Start of ENTRIES SHOWN

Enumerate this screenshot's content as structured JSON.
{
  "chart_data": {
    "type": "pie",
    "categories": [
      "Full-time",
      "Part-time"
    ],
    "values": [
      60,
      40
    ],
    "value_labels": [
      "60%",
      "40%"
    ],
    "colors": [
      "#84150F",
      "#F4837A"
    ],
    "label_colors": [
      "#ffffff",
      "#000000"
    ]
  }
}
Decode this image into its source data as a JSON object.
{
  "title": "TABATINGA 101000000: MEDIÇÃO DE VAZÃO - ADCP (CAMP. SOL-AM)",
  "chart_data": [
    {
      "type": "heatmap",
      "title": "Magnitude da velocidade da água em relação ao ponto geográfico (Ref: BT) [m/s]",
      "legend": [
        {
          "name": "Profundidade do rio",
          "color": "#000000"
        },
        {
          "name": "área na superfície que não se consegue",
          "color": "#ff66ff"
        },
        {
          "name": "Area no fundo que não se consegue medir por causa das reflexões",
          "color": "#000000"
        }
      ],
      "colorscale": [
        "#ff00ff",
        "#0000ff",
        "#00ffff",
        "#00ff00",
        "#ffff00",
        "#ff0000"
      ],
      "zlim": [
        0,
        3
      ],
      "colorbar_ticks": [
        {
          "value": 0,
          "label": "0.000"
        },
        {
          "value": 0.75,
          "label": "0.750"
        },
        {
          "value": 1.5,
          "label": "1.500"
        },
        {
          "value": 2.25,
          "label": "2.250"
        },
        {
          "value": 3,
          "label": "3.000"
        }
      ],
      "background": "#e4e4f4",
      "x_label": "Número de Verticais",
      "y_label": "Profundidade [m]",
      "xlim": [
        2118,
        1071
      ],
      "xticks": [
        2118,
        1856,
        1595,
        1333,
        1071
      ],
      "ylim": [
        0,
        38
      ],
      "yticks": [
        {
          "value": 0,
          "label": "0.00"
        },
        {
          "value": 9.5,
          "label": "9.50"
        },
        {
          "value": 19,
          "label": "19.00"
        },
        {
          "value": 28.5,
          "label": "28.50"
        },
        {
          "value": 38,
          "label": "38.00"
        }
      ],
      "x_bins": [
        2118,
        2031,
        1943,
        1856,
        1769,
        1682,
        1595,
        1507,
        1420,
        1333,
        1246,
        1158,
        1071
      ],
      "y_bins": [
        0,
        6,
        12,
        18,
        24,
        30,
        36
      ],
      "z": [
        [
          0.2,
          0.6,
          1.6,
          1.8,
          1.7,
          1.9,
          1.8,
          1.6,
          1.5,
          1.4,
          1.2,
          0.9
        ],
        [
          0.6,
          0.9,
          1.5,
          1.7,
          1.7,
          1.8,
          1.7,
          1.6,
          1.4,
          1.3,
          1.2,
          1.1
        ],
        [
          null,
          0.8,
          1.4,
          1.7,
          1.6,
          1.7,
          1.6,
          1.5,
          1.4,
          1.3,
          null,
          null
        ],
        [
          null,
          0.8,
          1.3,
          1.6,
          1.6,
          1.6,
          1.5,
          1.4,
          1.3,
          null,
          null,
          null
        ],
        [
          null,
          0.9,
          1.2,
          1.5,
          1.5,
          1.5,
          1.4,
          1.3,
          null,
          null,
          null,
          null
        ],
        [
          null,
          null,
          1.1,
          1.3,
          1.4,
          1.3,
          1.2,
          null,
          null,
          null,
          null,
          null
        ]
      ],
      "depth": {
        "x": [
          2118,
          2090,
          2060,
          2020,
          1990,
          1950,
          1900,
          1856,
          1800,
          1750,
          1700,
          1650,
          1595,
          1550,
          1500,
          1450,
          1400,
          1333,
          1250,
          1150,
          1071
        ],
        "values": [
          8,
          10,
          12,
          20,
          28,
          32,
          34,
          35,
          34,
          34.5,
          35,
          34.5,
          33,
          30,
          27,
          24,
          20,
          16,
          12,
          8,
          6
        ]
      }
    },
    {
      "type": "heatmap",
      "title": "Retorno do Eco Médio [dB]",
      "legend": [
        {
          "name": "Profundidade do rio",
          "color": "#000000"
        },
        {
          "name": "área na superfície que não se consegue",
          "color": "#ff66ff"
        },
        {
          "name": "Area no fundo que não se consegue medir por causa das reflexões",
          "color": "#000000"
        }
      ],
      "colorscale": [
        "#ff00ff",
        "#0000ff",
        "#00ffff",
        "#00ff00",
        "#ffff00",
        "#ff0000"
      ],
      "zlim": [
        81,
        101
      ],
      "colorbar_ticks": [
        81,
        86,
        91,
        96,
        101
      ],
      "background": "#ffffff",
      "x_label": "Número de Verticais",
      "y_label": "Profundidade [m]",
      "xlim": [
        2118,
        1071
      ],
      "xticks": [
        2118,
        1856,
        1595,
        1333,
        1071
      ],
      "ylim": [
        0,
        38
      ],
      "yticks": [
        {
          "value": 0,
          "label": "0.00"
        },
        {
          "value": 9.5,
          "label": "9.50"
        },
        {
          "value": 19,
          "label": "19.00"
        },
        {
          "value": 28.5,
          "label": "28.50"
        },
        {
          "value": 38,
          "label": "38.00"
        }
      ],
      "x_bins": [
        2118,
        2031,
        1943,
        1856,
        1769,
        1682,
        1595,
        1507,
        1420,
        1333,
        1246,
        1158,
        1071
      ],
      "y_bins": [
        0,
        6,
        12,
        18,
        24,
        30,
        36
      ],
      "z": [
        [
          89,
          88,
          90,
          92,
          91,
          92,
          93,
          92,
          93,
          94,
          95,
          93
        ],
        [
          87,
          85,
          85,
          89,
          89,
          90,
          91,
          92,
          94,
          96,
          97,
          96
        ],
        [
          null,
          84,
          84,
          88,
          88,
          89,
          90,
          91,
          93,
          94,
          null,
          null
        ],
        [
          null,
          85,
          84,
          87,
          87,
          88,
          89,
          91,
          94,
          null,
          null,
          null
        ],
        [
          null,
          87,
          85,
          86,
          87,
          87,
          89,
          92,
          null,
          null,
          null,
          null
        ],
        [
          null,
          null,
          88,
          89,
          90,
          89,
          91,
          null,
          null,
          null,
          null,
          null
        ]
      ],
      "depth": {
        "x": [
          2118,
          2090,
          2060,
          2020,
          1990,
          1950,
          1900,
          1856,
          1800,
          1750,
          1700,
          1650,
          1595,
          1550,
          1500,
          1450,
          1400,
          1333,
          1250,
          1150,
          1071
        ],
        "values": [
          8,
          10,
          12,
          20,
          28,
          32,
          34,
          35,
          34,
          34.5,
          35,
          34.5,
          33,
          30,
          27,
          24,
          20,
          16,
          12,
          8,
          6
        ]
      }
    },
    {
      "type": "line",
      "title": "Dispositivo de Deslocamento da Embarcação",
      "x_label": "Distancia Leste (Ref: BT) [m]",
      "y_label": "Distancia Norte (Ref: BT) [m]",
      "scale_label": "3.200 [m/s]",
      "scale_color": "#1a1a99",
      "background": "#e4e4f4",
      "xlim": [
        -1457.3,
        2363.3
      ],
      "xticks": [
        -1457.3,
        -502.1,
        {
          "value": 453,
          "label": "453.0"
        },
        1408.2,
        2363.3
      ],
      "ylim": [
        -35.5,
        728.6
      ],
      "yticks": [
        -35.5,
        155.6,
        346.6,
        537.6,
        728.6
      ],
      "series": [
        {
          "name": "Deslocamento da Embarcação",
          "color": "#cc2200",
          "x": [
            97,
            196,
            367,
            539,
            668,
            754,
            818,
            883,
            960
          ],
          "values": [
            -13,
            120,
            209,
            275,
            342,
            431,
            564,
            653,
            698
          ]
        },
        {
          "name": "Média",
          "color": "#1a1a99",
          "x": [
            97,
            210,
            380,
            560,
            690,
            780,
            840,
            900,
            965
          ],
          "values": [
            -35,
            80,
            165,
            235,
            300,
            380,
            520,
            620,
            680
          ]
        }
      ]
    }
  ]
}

End of ENTRIES SHOWN

> **SHORT EXERCISE**:
Output the full listing exactly as it stands.

> **WRITTEN SOLUTION**:
Enumerate this screenshot's content as structured JSON.
{
  "chart_data": {
    "type": "pie",
    "categories": [
      "Full-time",
      "Part-time"
    ],
    "values": [
      60,
      40
    ],
    "value_labels": [
      "60%",
      "40%"
    ],
    "colors": [
      "#84150F",
      "#F4837A"
    ],
    "label_colors": [
      "#ffffff",
      "#000000"
    ]
  }
}
Decode this image into its source data as a JSON object.
{
  "title": "TABATINGA 101000000: MEDIÇÃO DE VAZÃO - ADCP (CAMP. SOL-AM)",
  "chart_data": [
    {
      "type": "heatmap",
      "title": "Magnitude da velocidade da água em relação ao ponto geográfico (Ref: BT) [m/s]",
      "legend": [
        {
          "name": "Profundidade do rio",
          "color": "#000000"
        },
        {
          "name": "área na superfície que não se consegue",
          "color": "#ff66ff"
        },
        {
          "name": "Area no fundo que não se consegue medir por causa das reflexões",
          "color": "#000000"
        }
      ],
      "colorscale": [
        "#ff00ff",
        "#0000ff",
        "#00ffff",
        "#00ff00",
        "#ffff00",
        "#ff0000"
      ],
      "zlim": [
        0,
        3
      ],
      "colorbar_ticks": [
        {
          "value": 0,
          "label": "0.000"
        },
        {
          "value": 0.75,
          "label": "0.750"
        },
        {
          "value": 1.5,
          "label": "1.500"
        },
        {
          "value": 2.25,
          "label": "2.250"
        },
        {
          "value": 3,
          "label": "3.000"
        }
      ],
      "background": "#e4e4f4",
      "x_label": "Número de Verticais",
      "y_label": "Profundidade [m]",
      "xlim": [
        2118,
        1071
      ],
      "xticks": [
        2118,
        1856,
        1595,
        1333,
        1071
      ],
      "ylim": [
        0,
        38
      ],
      "yticks": [
        {
          "value": 0,
          "label": "0.00"
        },
        {
          "value": 9.5,
          "label": "9.50"
        },
        {
          "value": 19,
          "label": "19.00"
        },
        {
          "value": 28.5,
          "label": "28.50"
        },
        {
          "value": 38,
          "label": "38.00"
        }
      ],
      "x_bins": [
        2118,
        2031,
        1943,
        1856,
        1769,
        1682,
        1595,
        1507,
        1420,
        1333,
        1246,
        1158,
        1071
      ],
      "y_bins": [
        0,
        6,
        12,
        18,
        24,
        30,
        36
      ],
      "z": [
        [
          0.2,
          0.6,
          1.6,
          1.8,
          1.7,
          1.9,
          1.8,
          1.6,
          1.5,
          1.4,
          1.2,
          0.9
        ],
        [
          0.6,
          0.9,
          1.5,
          1.7,
          1.7,
          1.8,
          1.7,
          1.6,
          1.4,
          1.3,
          1.2,
          1.1
        ],
        [
          null,
          0.8,
          1.4,
          1.7,
          1.6,
          1.7,
          1.6,
          1.5,
          1.4,
          1.3,
          null,
          null
        ],
        [
          null,
          0.8,
          1.3,
          1.6,
          1.6,
          1.6,
          1.5,
          1.4,
          1.3,
          null,
          null,
          null
        ],
        [
          null,
          0.9,
          1.2,
          1.5,
          1.5,
          1.5,
          1.4,
          1.3,
          null,
          null,
          null,
          null
        ],
        [
          null,
          null,
          1.1,
          1.3,
          1.4,
          1.3,
          1.2,
          null,
          null,
          null,
          null,
          null
        ]
      ],
      "depth": {
        "x": [
          2118,
          2090,
          2060,
          2020,
          1990,
          1950,
          1900,
          1856,
          1800,
          1750,
          1700,
          1650,
          1595,
          1550,
          1500,
          1450,
          1400,
          1333,
          1250,
          1150,
          1071
        ],
        "values": [
          8,
          10,
          12,
          20,
          28,
          32,
          34,
          35,
          34,
          34.5,
          35,
          34.5,
          33,
          30,
          27,
          24,
          20,
          16,
          12,
          8,
          6
        ]
      }
    },
    {
      "type": "heatmap",
      "title": "Retorno do Eco Médio [dB]",
      "legend": [
        {
          "name": "Profundidade do rio",
          "color": "#000000"
        },
        {
          "name": "área na superfície que não se consegue",
          "color": "#ff66ff"
        },
        {
          "name": "Area no fundo que não se consegue medir por causa das reflexões",
          "color": "#000000"
        }
      ],
      "colorscale": [
        "#ff00ff",
        "#0000ff",
        "#00ffff",
        "#00ff00",
        "#ffff00",
        "#ff0000"
      ],
      "zlim": [
        81,
        101
      ],
      "colorbar_ticks": [
        81,
        86,
        91,
        96,
        101
      ],
      "background": "#ffffff",
      "x_label": "Número de Verticais",
      "y_label": "Profundidade [m]",
      "xlim": [
        2118,
        1071
      ],
      "xticks": [
        2118,
        1856,
        1595,
        1333,
        1071
      ],
      "ylim": [
        0,
        38
      ],
      "yticks": [
        {
          "value": 0,
          "label": "0.00"
        },
        {
          "value": 9.5,
          "label": "9.50"
        },
        {
          "value": 19,
          "label": "19.00"
        },
        {
          "value": 28.5,
          "label": "28.50"
        },
        {
          "value": 38,
          "label": "38.00"
        }
      ],
      "x_bins": [
        2118,
        2031,
        1943,
        1856,
        1769,
        1682,
        1595,
        1507,
        1420,
        1333,
        1246,
        1158,
        1071
      ],
      "y_bins": [
        0,
        6,
        12,
        18,
        24,
        30,
        36
      ],
      "z": [
        [
          89,
          88,
          90,
          92,
          91,
          92,
          93,
          92,
          93,
          94,
          95,
          93
        ],
        [
          87,
          85,
          85,
          89,
          89,
          90,
          91,
          92,
          94,
          96,
          97,
          96
        ],
        [
          null,
          84,
          84,
          88,
          88,
          89,
          90,
          91,
          93,
          94,
          null,
          null
        ],
        [
          null,
          85,
          84,
          87,
          87,
          88,
          89,
          91,
          94,
          null,
          null,
          null
        ],
        [
          null,
          87,
          85,
          86,
          87,
          87,
          89,
          92,
          null,
          null,
          null,
          null
        ],
        [
          null,
          null,
          88,
          89,
          90,
          89,
          91,
          null,
          null,
          null,
          null,
          null
        ]
      ],
      "depth": {
        "x": [
          2118,
          2090,
          2060,
          2020,
          1990,
          1950,
          1900,
          1856,
          1800,
          1750,
          1700,
          1650,
          1595,
          1550,
          1500,
          1450,
          1400,
          1333,
          1250,
          1150,
          1071
        ],
        "values": [
          8,
          10,
          12,
          20,
          28,
          32,
          34,
          35,
          34,
          34.5,
          35,
          34.5,
          33,
          30,
          27,
          24,
          20,
          16,
          12,
          8,
          6
        ]
      }
    },
    {
      "type": "line",
      "title": "Dispositivo de Deslocamento da Embarcação",
      "x_label": "Distancia Leste (Ref: BT) [m]",
      "y_label": "Distancia Norte (Ref: BT) [m]",
      "scale_label": "3.200 [m/s]",
      "scale_color": "#1a1a99",
      "background": "#e4e4f4",
      "xlim": [
        -1457.3,
        2363.3
      ],
      "xticks": [
        -1457.3,
        -502.1,
        {
          "value": 453,
          "label": "453.0"
        },
        1408.2,
        2363.3
      ],
      "ylim": [
        -35.5,
        728.6
      ],
      "yticks": [
        -35.5,
        155.6,
        346.6,
        537.6,
        728.6
      ],
      "series": [
        {
          "name": "Deslocamento da Embarcação",
          "color": "#cc2200",
          "x": [
            97,
            196,
            367,
            539,
            668,
            754,
            818,
            883,
            960
          ],
          "values": [
            -13,
            120,
            209,
            275,
            342,
            431,
            564,
            653,
            698
          ]
        },
        {
          "name": "Média",
          "color": "#1a1a99",
          "x": [
            97,
            210,
            380,
            560,
            690,
            780,
            840,
            900,
            965
          ],
          "values": [
            -35,
            80,
            165,
            235,
            300,
            380,
            520,
            620,
            680
          ]
        }
      ]
    }
  ]
}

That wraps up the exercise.